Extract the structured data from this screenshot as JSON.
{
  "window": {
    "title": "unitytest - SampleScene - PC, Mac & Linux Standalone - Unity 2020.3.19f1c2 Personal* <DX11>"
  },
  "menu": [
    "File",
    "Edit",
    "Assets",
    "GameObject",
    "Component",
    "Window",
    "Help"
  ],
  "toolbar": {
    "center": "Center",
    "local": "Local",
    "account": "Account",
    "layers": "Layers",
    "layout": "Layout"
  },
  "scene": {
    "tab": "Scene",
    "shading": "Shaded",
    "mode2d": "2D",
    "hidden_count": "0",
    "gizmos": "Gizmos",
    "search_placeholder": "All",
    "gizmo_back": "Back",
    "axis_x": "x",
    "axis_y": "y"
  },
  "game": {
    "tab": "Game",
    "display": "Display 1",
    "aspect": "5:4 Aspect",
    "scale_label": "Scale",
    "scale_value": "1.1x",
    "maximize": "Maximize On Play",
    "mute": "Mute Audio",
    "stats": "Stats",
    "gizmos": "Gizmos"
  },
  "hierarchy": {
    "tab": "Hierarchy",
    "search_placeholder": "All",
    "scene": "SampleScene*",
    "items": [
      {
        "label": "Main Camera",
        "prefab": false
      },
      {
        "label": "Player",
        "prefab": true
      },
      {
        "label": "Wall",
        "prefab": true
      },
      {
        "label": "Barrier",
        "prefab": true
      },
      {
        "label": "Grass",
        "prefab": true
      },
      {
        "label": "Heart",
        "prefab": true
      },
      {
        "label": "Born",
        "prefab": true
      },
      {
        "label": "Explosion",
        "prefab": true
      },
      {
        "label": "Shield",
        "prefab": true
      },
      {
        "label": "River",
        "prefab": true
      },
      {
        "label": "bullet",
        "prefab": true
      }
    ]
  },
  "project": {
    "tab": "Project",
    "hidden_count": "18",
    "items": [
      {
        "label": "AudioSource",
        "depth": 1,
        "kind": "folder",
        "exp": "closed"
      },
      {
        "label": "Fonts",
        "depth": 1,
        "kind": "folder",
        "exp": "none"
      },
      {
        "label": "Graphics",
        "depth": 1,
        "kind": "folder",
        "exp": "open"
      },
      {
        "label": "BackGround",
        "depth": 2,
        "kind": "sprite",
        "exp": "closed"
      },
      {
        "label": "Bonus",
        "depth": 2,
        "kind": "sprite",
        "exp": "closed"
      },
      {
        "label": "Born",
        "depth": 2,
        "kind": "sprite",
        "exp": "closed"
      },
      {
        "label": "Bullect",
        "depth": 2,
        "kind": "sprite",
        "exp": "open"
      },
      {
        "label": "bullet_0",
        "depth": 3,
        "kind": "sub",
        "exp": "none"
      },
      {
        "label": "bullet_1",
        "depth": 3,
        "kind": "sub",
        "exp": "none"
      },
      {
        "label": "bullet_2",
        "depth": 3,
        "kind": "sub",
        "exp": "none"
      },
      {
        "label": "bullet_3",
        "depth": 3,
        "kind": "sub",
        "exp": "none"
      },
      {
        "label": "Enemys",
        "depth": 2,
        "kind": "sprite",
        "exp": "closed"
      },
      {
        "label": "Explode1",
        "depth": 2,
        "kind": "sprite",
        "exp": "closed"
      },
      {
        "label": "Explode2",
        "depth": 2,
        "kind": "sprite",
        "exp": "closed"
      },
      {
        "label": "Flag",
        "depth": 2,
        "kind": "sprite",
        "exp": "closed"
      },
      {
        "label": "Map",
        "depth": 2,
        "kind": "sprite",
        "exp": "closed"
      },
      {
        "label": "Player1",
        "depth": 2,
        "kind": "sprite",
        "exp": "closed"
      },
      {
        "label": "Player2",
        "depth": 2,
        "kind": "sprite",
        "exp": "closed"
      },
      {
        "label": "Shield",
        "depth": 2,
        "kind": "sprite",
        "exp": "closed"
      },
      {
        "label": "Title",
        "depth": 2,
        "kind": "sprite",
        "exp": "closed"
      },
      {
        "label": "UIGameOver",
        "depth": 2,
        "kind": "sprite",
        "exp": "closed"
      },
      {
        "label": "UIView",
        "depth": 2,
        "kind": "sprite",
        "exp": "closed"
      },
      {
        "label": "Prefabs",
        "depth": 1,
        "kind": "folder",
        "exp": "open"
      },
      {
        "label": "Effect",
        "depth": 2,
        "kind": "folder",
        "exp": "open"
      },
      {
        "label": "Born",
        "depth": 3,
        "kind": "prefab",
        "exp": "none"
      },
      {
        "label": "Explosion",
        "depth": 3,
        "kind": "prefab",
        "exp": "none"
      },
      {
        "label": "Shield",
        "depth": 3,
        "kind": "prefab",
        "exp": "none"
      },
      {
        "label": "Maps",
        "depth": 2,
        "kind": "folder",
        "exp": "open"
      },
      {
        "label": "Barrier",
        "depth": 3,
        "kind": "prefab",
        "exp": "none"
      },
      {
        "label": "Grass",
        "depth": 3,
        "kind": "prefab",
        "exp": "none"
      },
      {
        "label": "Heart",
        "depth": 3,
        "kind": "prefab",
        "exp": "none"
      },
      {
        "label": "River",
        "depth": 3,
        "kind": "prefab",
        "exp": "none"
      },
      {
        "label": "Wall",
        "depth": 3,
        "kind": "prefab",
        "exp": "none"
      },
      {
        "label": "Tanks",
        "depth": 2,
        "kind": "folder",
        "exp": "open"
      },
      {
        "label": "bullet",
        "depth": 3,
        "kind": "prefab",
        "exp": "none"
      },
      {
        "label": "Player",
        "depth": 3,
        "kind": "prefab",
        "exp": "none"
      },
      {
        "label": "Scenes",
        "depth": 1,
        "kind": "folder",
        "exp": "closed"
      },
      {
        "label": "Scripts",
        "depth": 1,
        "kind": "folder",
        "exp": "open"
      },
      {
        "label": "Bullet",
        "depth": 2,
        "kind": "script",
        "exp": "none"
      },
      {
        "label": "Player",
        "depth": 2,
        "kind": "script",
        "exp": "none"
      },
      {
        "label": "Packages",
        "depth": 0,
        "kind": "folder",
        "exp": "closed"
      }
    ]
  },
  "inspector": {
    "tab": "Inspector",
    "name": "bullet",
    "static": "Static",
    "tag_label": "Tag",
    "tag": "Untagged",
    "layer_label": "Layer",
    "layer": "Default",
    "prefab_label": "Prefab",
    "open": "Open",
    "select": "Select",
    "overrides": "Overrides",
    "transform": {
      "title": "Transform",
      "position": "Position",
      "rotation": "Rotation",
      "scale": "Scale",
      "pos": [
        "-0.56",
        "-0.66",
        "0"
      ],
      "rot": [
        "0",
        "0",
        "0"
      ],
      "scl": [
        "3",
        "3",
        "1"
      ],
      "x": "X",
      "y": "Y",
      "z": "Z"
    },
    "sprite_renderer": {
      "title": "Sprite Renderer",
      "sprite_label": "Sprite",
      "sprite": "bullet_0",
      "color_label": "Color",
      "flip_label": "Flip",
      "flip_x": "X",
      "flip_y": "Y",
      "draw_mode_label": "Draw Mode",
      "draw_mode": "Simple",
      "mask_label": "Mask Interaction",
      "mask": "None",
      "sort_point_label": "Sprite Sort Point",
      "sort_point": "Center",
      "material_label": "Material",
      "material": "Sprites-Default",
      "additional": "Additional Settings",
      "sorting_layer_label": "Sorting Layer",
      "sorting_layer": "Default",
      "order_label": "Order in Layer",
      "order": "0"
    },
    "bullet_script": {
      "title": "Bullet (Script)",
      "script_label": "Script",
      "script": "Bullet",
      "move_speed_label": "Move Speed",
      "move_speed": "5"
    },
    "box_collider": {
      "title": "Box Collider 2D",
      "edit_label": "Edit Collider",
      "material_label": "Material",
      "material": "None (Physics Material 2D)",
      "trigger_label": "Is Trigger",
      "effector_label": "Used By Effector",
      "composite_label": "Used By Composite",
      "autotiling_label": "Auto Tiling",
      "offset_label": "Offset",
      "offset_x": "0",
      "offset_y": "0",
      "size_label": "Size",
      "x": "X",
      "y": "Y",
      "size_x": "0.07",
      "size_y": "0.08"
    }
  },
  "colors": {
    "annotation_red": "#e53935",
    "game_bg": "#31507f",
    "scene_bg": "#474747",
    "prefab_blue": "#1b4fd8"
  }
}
───
▶ [The exercise]: Your answer should be a single number: the count of lines in the listing that contain the word "Default".

▶ [Answer to the problem]: 3